Records follow. Pull out every line that contains "content".

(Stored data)
______
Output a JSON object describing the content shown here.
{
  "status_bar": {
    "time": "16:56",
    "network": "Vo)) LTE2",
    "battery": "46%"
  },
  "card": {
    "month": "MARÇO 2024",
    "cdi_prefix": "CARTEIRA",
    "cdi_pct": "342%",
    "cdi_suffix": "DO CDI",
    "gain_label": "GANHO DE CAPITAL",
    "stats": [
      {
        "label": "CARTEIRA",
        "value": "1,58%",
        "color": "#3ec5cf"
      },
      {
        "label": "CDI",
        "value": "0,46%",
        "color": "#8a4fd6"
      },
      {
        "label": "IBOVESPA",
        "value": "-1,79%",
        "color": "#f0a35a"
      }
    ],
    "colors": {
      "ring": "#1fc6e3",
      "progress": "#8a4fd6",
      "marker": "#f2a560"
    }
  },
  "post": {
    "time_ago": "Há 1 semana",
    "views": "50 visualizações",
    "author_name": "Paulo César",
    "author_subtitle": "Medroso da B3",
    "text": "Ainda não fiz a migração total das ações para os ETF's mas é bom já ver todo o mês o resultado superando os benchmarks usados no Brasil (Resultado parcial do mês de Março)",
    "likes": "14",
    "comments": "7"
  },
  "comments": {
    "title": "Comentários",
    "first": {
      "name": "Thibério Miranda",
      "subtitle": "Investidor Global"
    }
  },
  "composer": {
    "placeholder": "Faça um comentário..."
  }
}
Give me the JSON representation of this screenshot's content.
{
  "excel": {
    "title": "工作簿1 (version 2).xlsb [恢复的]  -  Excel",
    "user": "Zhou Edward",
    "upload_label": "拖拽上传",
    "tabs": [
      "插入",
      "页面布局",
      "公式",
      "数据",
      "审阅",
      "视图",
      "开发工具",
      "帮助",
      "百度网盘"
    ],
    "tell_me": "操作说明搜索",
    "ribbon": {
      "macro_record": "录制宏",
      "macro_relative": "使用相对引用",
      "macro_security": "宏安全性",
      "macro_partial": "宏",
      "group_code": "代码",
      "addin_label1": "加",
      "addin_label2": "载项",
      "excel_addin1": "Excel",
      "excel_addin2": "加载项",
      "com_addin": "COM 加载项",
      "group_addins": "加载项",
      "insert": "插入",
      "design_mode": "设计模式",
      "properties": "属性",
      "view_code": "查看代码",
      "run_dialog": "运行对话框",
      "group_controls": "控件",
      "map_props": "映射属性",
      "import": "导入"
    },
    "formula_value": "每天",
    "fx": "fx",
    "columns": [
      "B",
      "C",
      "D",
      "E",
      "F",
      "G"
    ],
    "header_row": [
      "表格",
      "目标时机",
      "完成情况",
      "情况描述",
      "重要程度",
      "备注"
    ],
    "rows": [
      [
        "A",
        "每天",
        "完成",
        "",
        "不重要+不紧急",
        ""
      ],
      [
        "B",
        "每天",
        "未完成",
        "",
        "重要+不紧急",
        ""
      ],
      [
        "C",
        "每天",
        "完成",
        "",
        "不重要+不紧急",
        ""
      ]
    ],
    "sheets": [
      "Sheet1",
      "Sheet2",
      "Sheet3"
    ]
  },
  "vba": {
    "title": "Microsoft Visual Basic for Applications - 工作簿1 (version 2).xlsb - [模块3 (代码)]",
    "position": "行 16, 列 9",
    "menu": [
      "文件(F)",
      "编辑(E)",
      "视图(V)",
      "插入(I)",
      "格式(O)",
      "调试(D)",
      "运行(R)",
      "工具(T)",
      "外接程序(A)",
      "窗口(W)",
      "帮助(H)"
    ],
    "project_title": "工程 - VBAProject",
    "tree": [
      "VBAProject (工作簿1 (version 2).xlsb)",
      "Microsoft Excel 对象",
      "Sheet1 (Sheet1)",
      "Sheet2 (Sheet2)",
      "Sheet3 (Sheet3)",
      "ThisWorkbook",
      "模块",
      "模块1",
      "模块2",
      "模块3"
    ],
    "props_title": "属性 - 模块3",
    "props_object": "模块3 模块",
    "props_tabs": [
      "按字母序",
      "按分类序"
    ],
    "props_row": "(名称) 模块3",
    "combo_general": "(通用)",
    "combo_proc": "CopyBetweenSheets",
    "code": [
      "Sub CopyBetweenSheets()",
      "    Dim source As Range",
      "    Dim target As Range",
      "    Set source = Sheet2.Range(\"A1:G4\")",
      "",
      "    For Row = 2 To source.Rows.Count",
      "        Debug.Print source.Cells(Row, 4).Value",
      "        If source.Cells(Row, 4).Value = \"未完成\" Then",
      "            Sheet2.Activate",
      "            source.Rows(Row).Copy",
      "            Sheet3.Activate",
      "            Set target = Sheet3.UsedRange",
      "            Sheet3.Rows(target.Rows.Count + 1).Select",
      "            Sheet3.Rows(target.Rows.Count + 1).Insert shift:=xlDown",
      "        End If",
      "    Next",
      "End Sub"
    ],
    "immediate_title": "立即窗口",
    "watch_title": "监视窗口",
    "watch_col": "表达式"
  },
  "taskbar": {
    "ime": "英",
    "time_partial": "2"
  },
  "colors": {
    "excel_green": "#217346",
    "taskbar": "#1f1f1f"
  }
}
______
— Answer in full —
Output a JSON object describing the content shown here.
Give me the JSON representation of this screenshot's content.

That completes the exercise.